● **Stated exercise**
Reproduce every line of the material below, but drop the pictures.

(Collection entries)
## START

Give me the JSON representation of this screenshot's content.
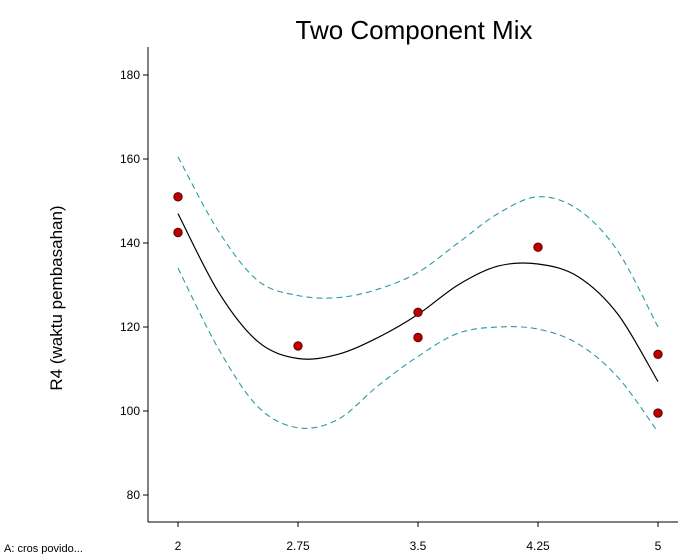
{
  "chart_data": {
    "type": "line",
    "title": "Two Component Mix",
    "xlabel": "A: cros povido...",
    "ylabel": "R4 (waktu pembasahan)",
    "xlim": [
      2,
      5
    ],
    "ylim": [
      73,
      186
    ],
    "x_ticks": [
      "2",
      "2.75",
      "3.5",
      "4.25",
      "5"
    ],
    "y_ticks": [
      "80",
      "100",
      "120",
      "140",
      "160",
      "180"
    ],
    "grid": false,
    "colors": {
      "fit": "#000000",
      "ci": "#2a9ba3",
      "points": "#c00000",
      "point_outline": "#5a0000",
      "axis": "#000000"
    },
    "series": [
      {
        "line": "fit",
        "x": [
          2,
          2.25,
          2.5,
          2.75,
          3,
          3.25,
          3.5,
          3.75,
          4,
          4.25,
          4.5,
          4.75,
          5
        ],
        "y": [
          147,
          128.5,
          116.5,
          112.5,
          113.5,
          117.5,
          123,
          130,
          134.5,
          135,
          132,
          123,
          107
        ]
      },
      {
        "line": "ci-upper",
        "x": [
          2,
          2.25,
          2.5,
          2.75,
          3,
          3.25,
          3.5,
          3.75,
          4,
          4.25,
          4.5,
          4.75,
          5
        ],
        "y": [
          160.5,
          143,
          131,
          127.5,
          127,
          129,
          133,
          140,
          147,
          151,
          148,
          138,
          120
        ]
      },
      {
        "line": "ci-lower",
        "x": [
          2,
          2.25,
          2.5,
          2.75,
          3,
          3.25,
          3.5,
          3.75,
          4,
          4.25,
          4.5,
          4.75,
          5
        ],
        "y": [
          134,
          115,
          101,
          96,
          98,
          106,
          113,
          118.5,
          120,
          119.5,
          116,
          108,
          95
        ]
      }
    ],
    "points": {
      "x": [
        2,
        2,
        2.75,
        3.5,
        3.5,
        4.25,
        5,
        5
      ],
      "y": [
        151,
        142.5,
        115.5,
        123.5,
        117.5,
        139,
        113.5,
        99.5
      ]
    }
  }
}
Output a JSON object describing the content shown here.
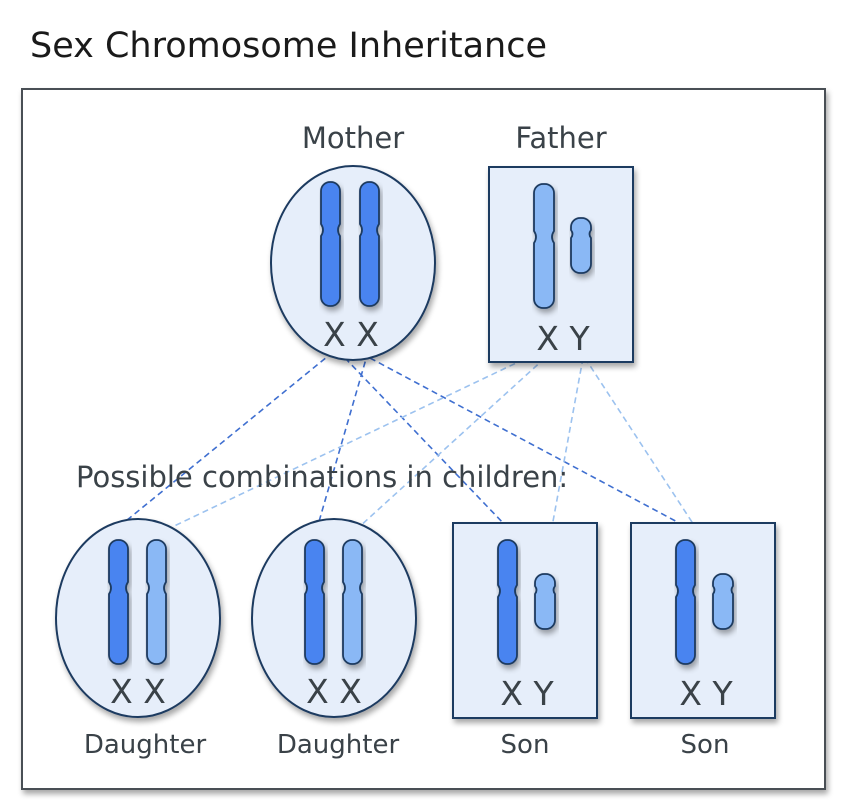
{
  "title": "Sex Chromosome Inheritance",
  "parents": {
    "mother": {
      "label": "Mother",
      "chromosomes": "X X"
    },
    "father": {
      "label": "Father",
      "chromosomes": "X Y"
    }
  },
  "subtitle": "Possible combinations in children:",
  "children": [
    {
      "label": "Daughter",
      "chromosomes": "X X"
    },
    {
      "label": "Daughter",
      "chromosomes": "X X"
    },
    {
      "label": "Son",
      "chromosomes": "X Y"
    },
    {
      "label": "Son",
      "chromosomes": "X Y"
    }
  ],
  "colors": {
    "maternal_x": "#4a84f0",
    "paternal": "#8ab8f5",
    "outline": "#1f3a60",
    "cell_fill": "#e6eefa",
    "dash_dark": "#3f6fd0",
    "dash_light": "#9cc2ef"
  }
}
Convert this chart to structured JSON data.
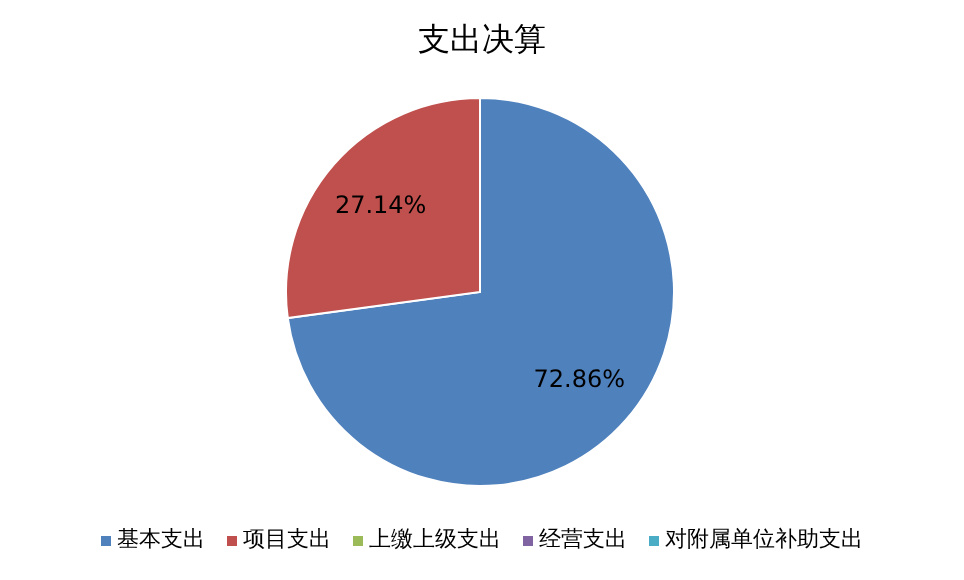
{
  "chart_data": {
    "type": "pie",
    "title": "支出决算",
    "categories": [
      "基本支出",
      "项目支出",
      "上缴上级支出",
      "经营支出",
      "对附属单位补助支出"
    ],
    "values": [
      72.86,
      27.14,
      0,
      0,
      0
    ],
    "colors": [
      "#4f81bd",
      "#c0504d",
      "#9bbb59",
      "#8064a2",
      "#4bacc6"
    ],
    "value_labels": [
      "72.86%",
      "27.14%",
      null,
      null,
      null
    ],
    "legend": "bottom"
  }
}
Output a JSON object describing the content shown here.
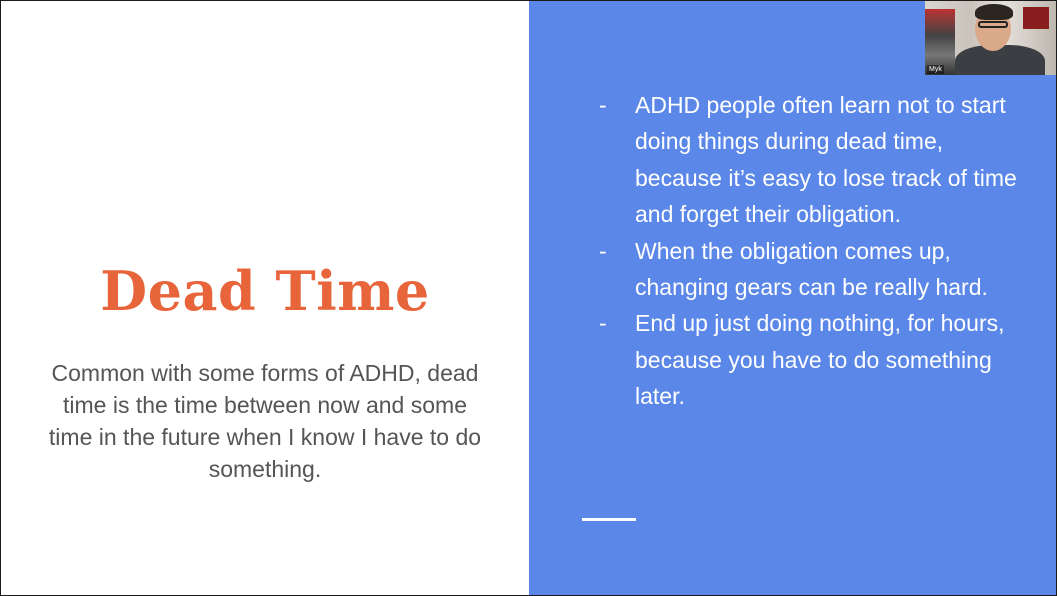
{
  "slide": {
    "title": "Dead Time",
    "description": "Common with some forms of ADHD, dead time is the time between now and some time in the future when I know I have to do something.",
    "bullet_marker": "-",
    "bullets": [
      "ADHD people often learn not to start doing things during dead time, because it’s easy to lose track of time and forget their obligation.",
      "When the obligation comes up, changing gears can be really hard.",
      "End up just doing nothing, for hours, because you have to do something later."
    ]
  },
  "video": {
    "participant_name": "Myk"
  },
  "colors": {
    "title": "#e8643a",
    "right_panel": "#5b87e8",
    "body_text": "#555555"
  }
}
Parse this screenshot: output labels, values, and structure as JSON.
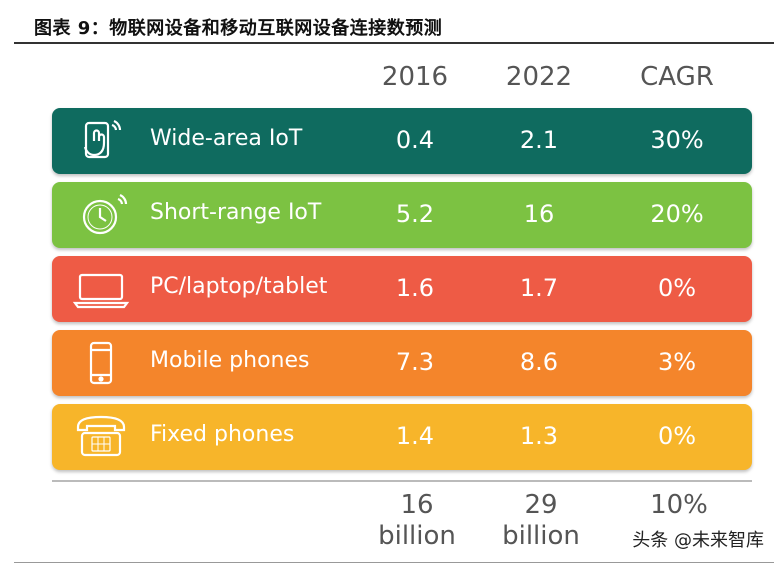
{
  "title": "图表 9：物联网设备和移动互联网设备连接数预测",
  "chart_data": {
    "type": "table",
    "columns": [
      "2016",
      "2022",
      "CAGR"
    ],
    "rows": [
      {
        "label": "Wide-area IoT",
        "icon": "touch-phone-icon",
        "color": "#0f6b5f",
        "v2016": "0.4",
        "v2022": "2.1",
        "cagr": "30%"
      },
      {
        "label": "Short-range IoT",
        "icon": "watch-icon",
        "color": "#7cc242",
        "v2016": "5.2",
        "v2022": "16",
        "cagr": "20%"
      },
      {
        "label": "PC/laptop/tablet",
        "icon": "laptop-icon",
        "color": "#ee5b45",
        "v2016": "1.6",
        "v2022": "1.7",
        "cagr": "0%"
      },
      {
        "label": "Mobile phones",
        "icon": "mobile-phone-icon",
        "color": "#f4852b",
        "v2016": "7.3",
        "v2022": "8.6",
        "cagr": "3%"
      },
      {
        "label": "Fixed phones",
        "icon": "fixed-phone-icon",
        "color": "#f7b52a",
        "v2016": "1.4",
        "v2022": "1.3",
        "cagr": "0%"
      }
    ],
    "totals": {
      "v2016": "16",
      "v2016_unit": "billion",
      "v2022": "29",
      "v2022_unit": "billion",
      "cagr": "10%"
    }
  },
  "watermark": "头条 @未来智库"
}
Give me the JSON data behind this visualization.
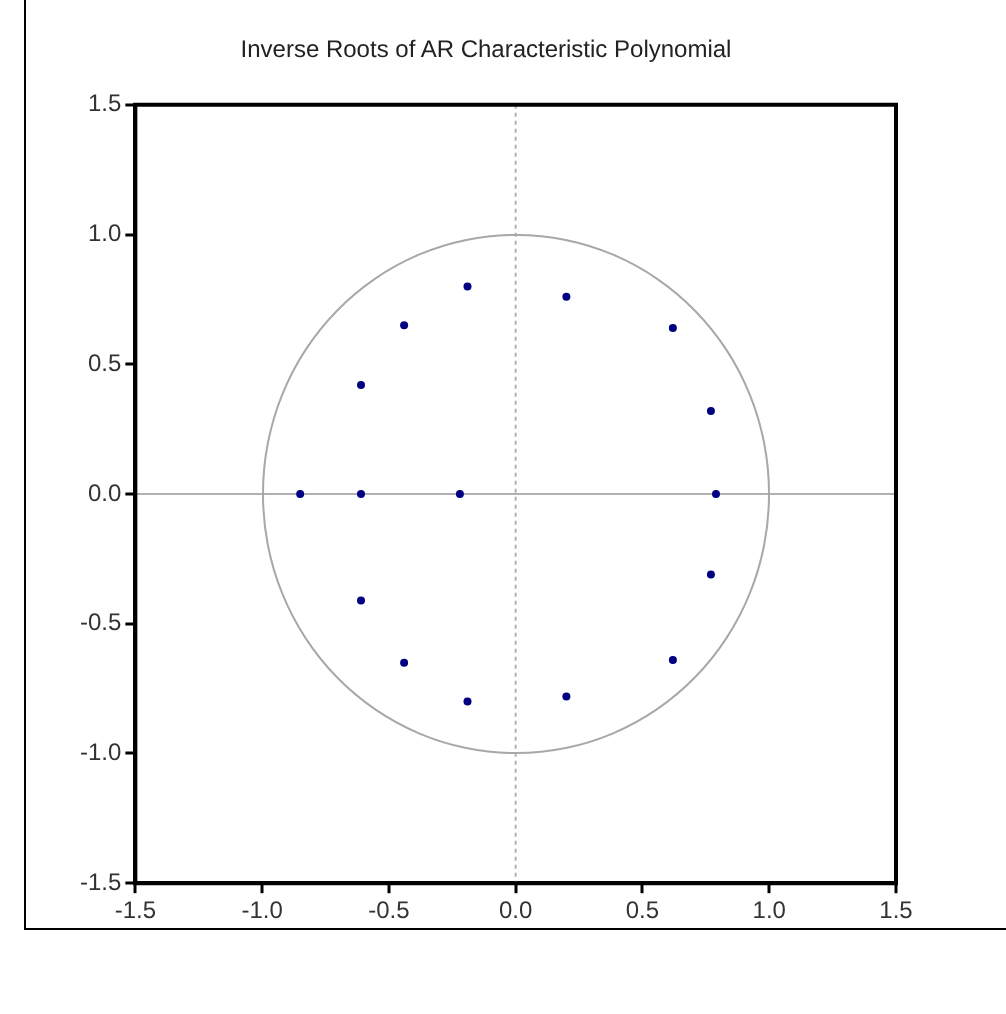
{
  "chart_data": {
    "type": "scatter",
    "title": "Inverse Roots of AR Characteristic Polynomial",
    "xlim": [
      -1.5,
      1.5
    ],
    "ylim": [
      -1.5,
      1.5
    ],
    "xticks": [
      {
        "value": -1.5,
        "label": "-1.5"
      },
      {
        "value": -1,
        "label": "-1.0"
      },
      {
        "value": -0.5,
        "label": "-0.5"
      },
      {
        "value": 0,
        "label": "0.0"
      },
      {
        "value": 0.5,
        "label": "0.5"
      },
      {
        "value": 1,
        "label": "1.0"
      },
      {
        "value": 1.5,
        "label": "1.5"
      }
    ],
    "yticks": [
      {
        "value": -1.5,
        "label": "-1.5"
      },
      {
        "value": -1,
        "label": "-1.0"
      },
      {
        "value": -0.5,
        "label": "-0.5"
      },
      {
        "value": 0,
        "label": "0.0"
      },
      {
        "value": 0.5,
        "label": "0.5"
      },
      {
        "value": 1,
        "label": "1.0"
      },
      {
        "value": 1.5,
        "label": "1.5"
      }
    ],
    "grid": false,
    "legend": false,
    "marker": "circle",
    "ref_lines": [
      {
        "axis": "x",
        "value": 0,
        "color": "#b0b0b0",
        "line_style": "dotted"
      },
      {
        "axis": "y",
        "value": 0,
        "color": "#b0b0b0"
      }
    ],
    "series": [
      {
        "color": "#000080",
        "x": [
          -0.85,
          -0.61,
          -0.22,
          -0.61,
          -0.44,
          -0.19,
          -0.61,
          -0.44,
          -0.19,
          0.2,
          0.62,
          0.77,
          0.79,
          0.77,
          0.62,
          0.2
        ],
        "values": [
          0,
          0,
          0,
          0.42,
          0.65,
          0.8,
          -0.41,
          -0.65,
          -0.8,
          0.76,
          0.64,
          0.32,
          0,
          -0.31,
          -0.64,
          -0.78
        ]
      }
    ]
  }
}
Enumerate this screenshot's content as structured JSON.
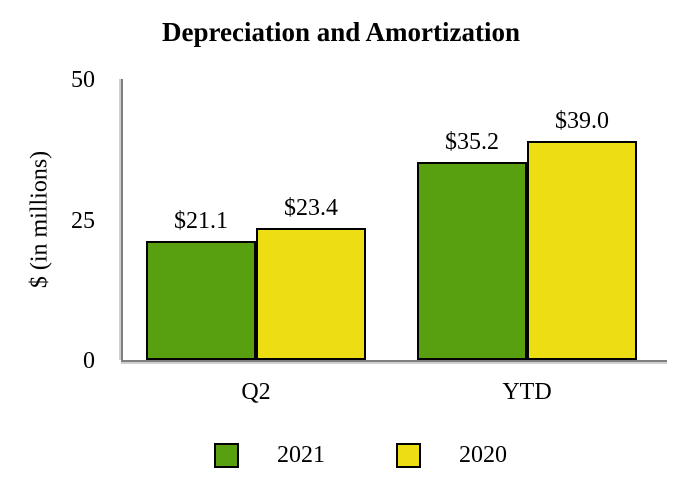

## END

● **Answer for this exercise**
Give me the JSON representation of this screenshot's content.
{
  "chart_data": {
    "type": "line",
    "title": "Two Component Mix",
    "xlabel": "A: cros povido...",
    "ylabel": "R4 (waktu pembasahan)",
    "xlim": [
      2,
      5
    ],
    "ylim": [
      73,
      186
    ],
    "x_ticks": [
      "2",
      "2.75",
      "3.5",
      "4.25",
      "5"
    ],
    "y_ticks": [
      "80",
      "100",
      "120",
      "140",
      "160",
      "180"
    ],
    "grid": false,
    "colors": {
      "fit": "#000000",
      "ci": "#2a9ba3",
      "points": "#c00000",
      "point_outline": "#5a0000",
      "axis": "#000000"
    },
    "series": [
      {
        "line": "fit",
        "x": [
          2,
          2.25,
          2.5,
          2.75,
          3,
          3.25,
          3.5,
          3.75,
          4,
          4.25,
          4.5,
          4.75,
          5
        ],
        "y": [
          147,
          128.5,
          116.5,
          112.5,
          113.5,
          117.5,
          123,
          130,
          134.5,
          135,
          132,
          123,
          107
        ]
      },
      {
        "line": "ci-upper",
        "x": [
          2,
          2.25,
          2.5,
          2.75,
          3,
          3.25,
          3.5,
          3.75,
          4,
          4.25,
          4.5,
          4.75,
          5
        ],
        "y": [
          160.5,
          143,
          131,
          127.5,
          127,
          129,
          133,
          140,
          147,
          151,
          148,
          138,
          120
        ]
      },
      {
        "line": "ci-lower",
        "x": [
          2,
          2.25,
          2.5,
          2.75,
          3,
          3.25,
          3.5,
          3.75,
          4,
          4.25,
          4.5,
          4.75,
          5
        ],
        "y": [
          134,
          115,
          101,
          96,
          98,
          106,
          113,
          118.5,
          120,
          119.5,
          116,
          108,
          95
        ]
      }
    ],
    "points": {
      "x": [
        2,
        2,
        2.75,
        3.5,
        3.5,
        4.25,
        5,
        5
      ],
      "y": [
        151,
        142.5,
        115.5,
        123.5,
        117.5,
        139,
        113.5,
        99.5
      ]
    }
  }
}
Output a JSON object describing the content shown here.
{
  "title": "Sex Chromosome Inheritance",
  "parents": {
    "mother": {
      "label": "Mother",
      "chromosomes": "X X"
    },
    "father": {
      "label": "Father",
      "chromosomes": "X Y"
    }
  },
  "subtitle": "Possible combinations in children:",
  "children": [
    {
      "label": "Daughter",
      "chromosomes": "X X"
    },
    {
      "label": "Daughter",
      "chromosomes": "X X"
    },
    {
      "label": "Son",
      "chromosomes": "X Y"
    },
    {
      "label": "Son",
      "chromosomes": "X Y"
    }
  ],
  "colors": {
    "maternal_x": "#4a84f0",
    "paternal": "#8ab8f5",
    "outline": "#1f3a60",
    "cell_fill": "#e6eefa",
    "dash_dark": "#3f6fd0",
    "dash_light": "#9cc2ef"
  }
}
Convert this chart to structured JSON data.
{
  "chart_data": {
    "type": "pie",
    "title": "支出决算",
    "categories": [
      "基本支出",
      "项目支出",
      "上缴上级支出",
      "经营支出",
      "对附属单位补助支出"
    ],
    "values": [
      72.86,
      27.14,
      0,
      0,
      0
    ],
    "colors": [
      "#4f81bd",
      "#c0504d",
      "#9bbb59",
      "#8064a2",
      "#4bacc6"
    ],
    "value_labels": [
      "72.86%",
      "27.14%",
      null,
      null,
      null
    ],
    "legend": "bottom"
  }
}
Output a JSON object describing the content shown here.
{
  "slide": {
    "title": "Dead Time",
    "description": "Common with some forms of ADHD, dead time is the time between now and some time in the future when I know I have to do something.",
    "bullet_marker": "-",
    "bullets": [
      "ADHD people often learn not to start doing things during dead time, because it’s easy to lose track of time and forget their obligation.",
      "When the obligation comes up, changing gears can be really hard.",
      "End up just doing nothing, for hours, because you have to do something later."
    ]
  },
  "video": {
    "participant_name": "Myk"
  },
  "colors": {
    "title": "#e8643a",
    "right_panel": "#5b87e8",
    "body_text": "#555555"
  }
}
Parse this screenshot: output labels, values, and structure as JSON.
{
  "title": "图表 9：物联网设备和移动互联网设备连接数预测",
  "chart_data": {
    "type": "table",
    "columns": [
      "2016",
      "2022",
      "CAGR"
    ],
    "rows": [
      {
        "label": "Wide-area IoT",
        "icon": "touch-phone-icon",
        "color": "#0f6b5f",
        "v2016": "0.4",
        "v2022": "2.1",
        "cagr": "30%"
      },
      {
        "label": "Short-range IoT",
        "icon": "watch-icon",
        "color": "#7cc242",
        "v2016": "5.2",
        "v2022": "16",
        "cagr": "20%"
      },
      {
        "label": "PC/laptop/tablet",
        "icon": "laptop-icon",
        "color": "#ee5b45",
        "v2016": "1.6",
        "v2022": "1.7",
        "cagr": "0%"
      },
      {
        "label": "Mobile phones",
        "icon": "mobile-phone-icon",
        "color": "#f4852b",
        "v2016": "7.3",
        "v2022": "8.6",
        "cagr": "3%"
      },
      {
        "label": "Fixed phones",
        "icon": "fixed-phone-icon",
        "color": "#f7b52a",
        "v2016": "1.4",
        "v2022": "1.3",
        "cagr": "0%"
      }
    ],
    "totals": {
      "v2016": "16",
      "v2016_unit": "billion",
      "v2022": "29",
      "v2022_unit": "billion",
      "cagr": "10%"
    }
  },
  "watermark": "头条 @未来智库"
}
Give me the JSON data behind this visualization.
{
  "chart_data": {
    "type": "scatter",
    "title": "Inverse Roots of AR Characteristic Polynomial",
    "xlim": [
      -1.5,
      1.5
    ],
    "ylim": [
      -1.5,
      1.5
    ],
    "xticks": [
      {
        "value": -1.5,
        "label": "-1.5"
      },
      {
        "value": -1,
        "label": "-1.0"
      },
      {
        "value": -0.5,
        "label": "-0.5"
      },
      {
        "value": 0,
        "label": "0.0"
      },
      {
        "value": 0.5,
        "label": "0.5"
      },
      {
        "value": 1,
        "label": "1.0"
      },
      {
        "value": 1.5,
        "label": "1.5"
      }
    ],
    "yticks": [
      {
        "value": -1.5,
        "label": "-1.5"
      },
      {
        "value": -1,
        "label": "-1.0"
      },
      {
        "value": -0.5,
        "label": "-0.5"
      },
      {
        "value": 0,
        "label": "0.0"
      },
      {
        "value": 0.5,
        "label": "0.5"
      },
      {
        "value": 1,
        "label": "1.0"
      },
      {
        "value": 1.5,
        "label": "1.5"
      }
    ],
    "grid": false,
    "legend": false,
    "marker": "circle",
    "ref_lines": [
      {
        "axis": "x",
        "value": 0,
        "color": "#b0b0b0",
        "line_style": "dotted"
      },
      {
        "axis": "y",
        "value": 0,
        "color": "#b0b0b0"
      }
    ],
    "series": [
      {
        "color": "#000080",
        "x": [
          -0.85,
          -0.61,
          -0.22,
          -0.61,
          -0.44,
          -0.19,
          -0.61,
          -0.44,
          -0.19,
          0.2,
          0.62,
          0.77,
          0.79,
          0.77,
          0.62,
          0.2
        ],
        "values": [
          0,
          0,
          0,
          0.42,
          0.65,
          0.8,
          -0.41,
          -0.65,
          -0.8,
          0.76,
          0.64,
          0.32,
          0,
          -0.31,
          -0.64,
          -0.78
        ]
      }
    ]
  }
}
Enumerate this screenshot's content as structured JSON.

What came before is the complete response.